(Stored data)
━━━

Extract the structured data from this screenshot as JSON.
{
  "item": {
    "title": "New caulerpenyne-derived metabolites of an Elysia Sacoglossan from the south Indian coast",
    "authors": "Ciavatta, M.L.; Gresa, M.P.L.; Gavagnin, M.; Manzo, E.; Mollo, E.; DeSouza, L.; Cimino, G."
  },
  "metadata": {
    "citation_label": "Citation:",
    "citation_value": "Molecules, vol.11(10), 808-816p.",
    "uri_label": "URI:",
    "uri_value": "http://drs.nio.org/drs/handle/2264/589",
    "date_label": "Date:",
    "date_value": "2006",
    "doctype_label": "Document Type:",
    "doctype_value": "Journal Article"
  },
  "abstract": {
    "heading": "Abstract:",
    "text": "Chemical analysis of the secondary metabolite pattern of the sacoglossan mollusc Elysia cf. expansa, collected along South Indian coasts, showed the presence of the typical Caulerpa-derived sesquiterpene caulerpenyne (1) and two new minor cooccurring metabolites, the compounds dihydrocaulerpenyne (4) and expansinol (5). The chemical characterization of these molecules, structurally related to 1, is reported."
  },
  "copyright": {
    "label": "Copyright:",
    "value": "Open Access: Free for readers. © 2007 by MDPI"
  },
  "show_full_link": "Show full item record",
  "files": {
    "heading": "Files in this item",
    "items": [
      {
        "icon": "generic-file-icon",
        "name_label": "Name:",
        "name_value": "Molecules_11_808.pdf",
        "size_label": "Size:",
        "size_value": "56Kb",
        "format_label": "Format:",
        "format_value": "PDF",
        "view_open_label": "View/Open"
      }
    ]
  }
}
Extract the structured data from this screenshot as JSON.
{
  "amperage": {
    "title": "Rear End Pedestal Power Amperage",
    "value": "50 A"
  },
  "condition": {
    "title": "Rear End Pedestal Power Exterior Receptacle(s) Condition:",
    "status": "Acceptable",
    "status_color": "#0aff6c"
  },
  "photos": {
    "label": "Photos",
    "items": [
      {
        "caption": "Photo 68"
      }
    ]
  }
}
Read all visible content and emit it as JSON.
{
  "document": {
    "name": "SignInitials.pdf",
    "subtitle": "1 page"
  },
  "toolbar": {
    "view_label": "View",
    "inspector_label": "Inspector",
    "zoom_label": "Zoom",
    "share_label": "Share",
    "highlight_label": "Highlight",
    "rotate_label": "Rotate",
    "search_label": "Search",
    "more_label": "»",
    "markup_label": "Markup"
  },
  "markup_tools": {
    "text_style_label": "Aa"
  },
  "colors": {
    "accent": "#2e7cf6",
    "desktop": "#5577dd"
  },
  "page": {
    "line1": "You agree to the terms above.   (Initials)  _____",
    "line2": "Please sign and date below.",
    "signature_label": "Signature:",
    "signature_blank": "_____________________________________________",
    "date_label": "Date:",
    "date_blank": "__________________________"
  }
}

━━━

▸ TASK DETAILS
Search the data above for the string "Indian" and copy each line that has it.

▸ RESULT FOR THIS EXERCISE
    "title": "New caulerpenyne-derived metabolites of an Elysia Sacoglossan from the south Indian coast",
    "text": "Chemical analysis of the secondary metabolite pattern of the sacoglossan mollusc Elysia cf. expansa, collected along South Indian coasts, showed the presence of the typical Caulerpa-derived sesquiterpene caulerpenyne (1) and two new minor cooccurring metabolites, the compounds dihydrocaulerpenyne (4) and expansinol (5). The chemical characterization of these molecules, structurally related to 1, is reported."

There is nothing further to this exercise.